» **EXERCISE INSTRUCTIONS**: Go through the records and show each line where the word "Selected" occurs.

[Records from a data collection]
══════════════════════════════

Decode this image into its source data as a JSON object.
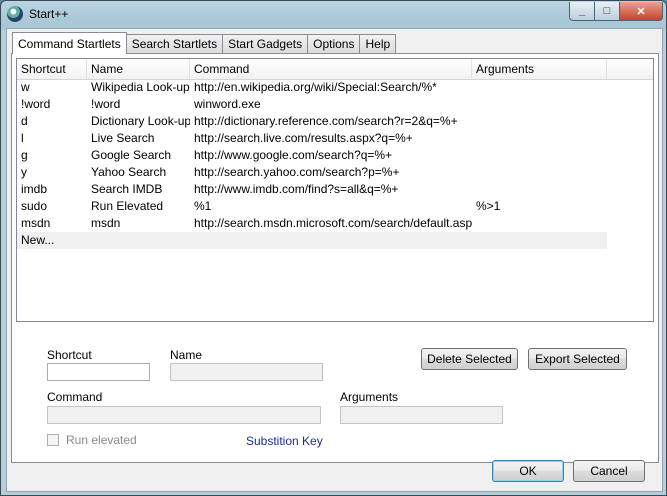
{
  "window": {
    "title": "Start++",
    "minimize": "_",
    "maximize": "□",
    "close": "✕"
  },
  "tabs": [
    {
      "label": "Command Startlets",
      "active": true
    },
    {
      "label": "Search Startlets"
    },
    {
      "label": "Start Gadgets"
    },
    {
      "label": "Options"
    },
    {
      "label": "Help"
    }
  ],
  "table": {
    "columns": [
      "Shortcut",
      "Name",
      "Command",
      "Arguments"
    ],
    "rows": [
      [
        "w",
        "Wikipedia Look-up",
        "http://en.wikipedia.org/wiki/Special:Search/%*",
        ""
      ],
      [
        "!word",
        "!word",
        "winword.exe",
        ""
      ],
      [
        "d",
        "Dictionary Look-up",
        "http://dictionary.reference.com/search?r=2&q=%+",
        ""
      ],
      [
        "l",
        "Live Search",
        "http://search.live.com/results.aspx?q=%+",
        ""
      ],
      [
        "g",
        "Google Search",
        "http://www.google.com/search?q=%+",
        ""
      ],
      [
        "y",
        "Yahoo Search",
        "http://search.yahoo.com/search?p=%+",
        ""
      ],
      [
        "imdb",
        "Search IMDB",
        "http://www.imdb.com/find?s=all&q=%+",
        ""
      ],
      [
        "sudo",
        "Run Elevated",
        "%1",
        "%>1"
      ],
      [
        "msdn",
        "msdn",
        "http://search.msdn.microsoft.com/search/default.aspx...",
        ""
      ]
    ],
    "new_row_label": "New..."
  },
  "form": {
    "shortcut_label": "Shortcut",
    "shortcut_value": "",
    "name_label": "Name",
    "name_value": "",
    "command_label": "Command",
    "command_value": "",
    "arguments_label": "Arguments",
    "arguments_value": "",
    "run_elevated_label": "Run elevated",
    "run_elevated_checked": false,
    "substitution_key_link": "Substition Key",
    "delete_selected": "Delete Selected",
    "export_selected": "Export Selected"
  },
  "footer": {
    "ok": "OK",
    "cancel": "Cancel"
  }
}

══════════════════════════════

» **TASK RESULT**:
    "delete_selected": "Delete Selected",
    "export_selected": "Export Selected"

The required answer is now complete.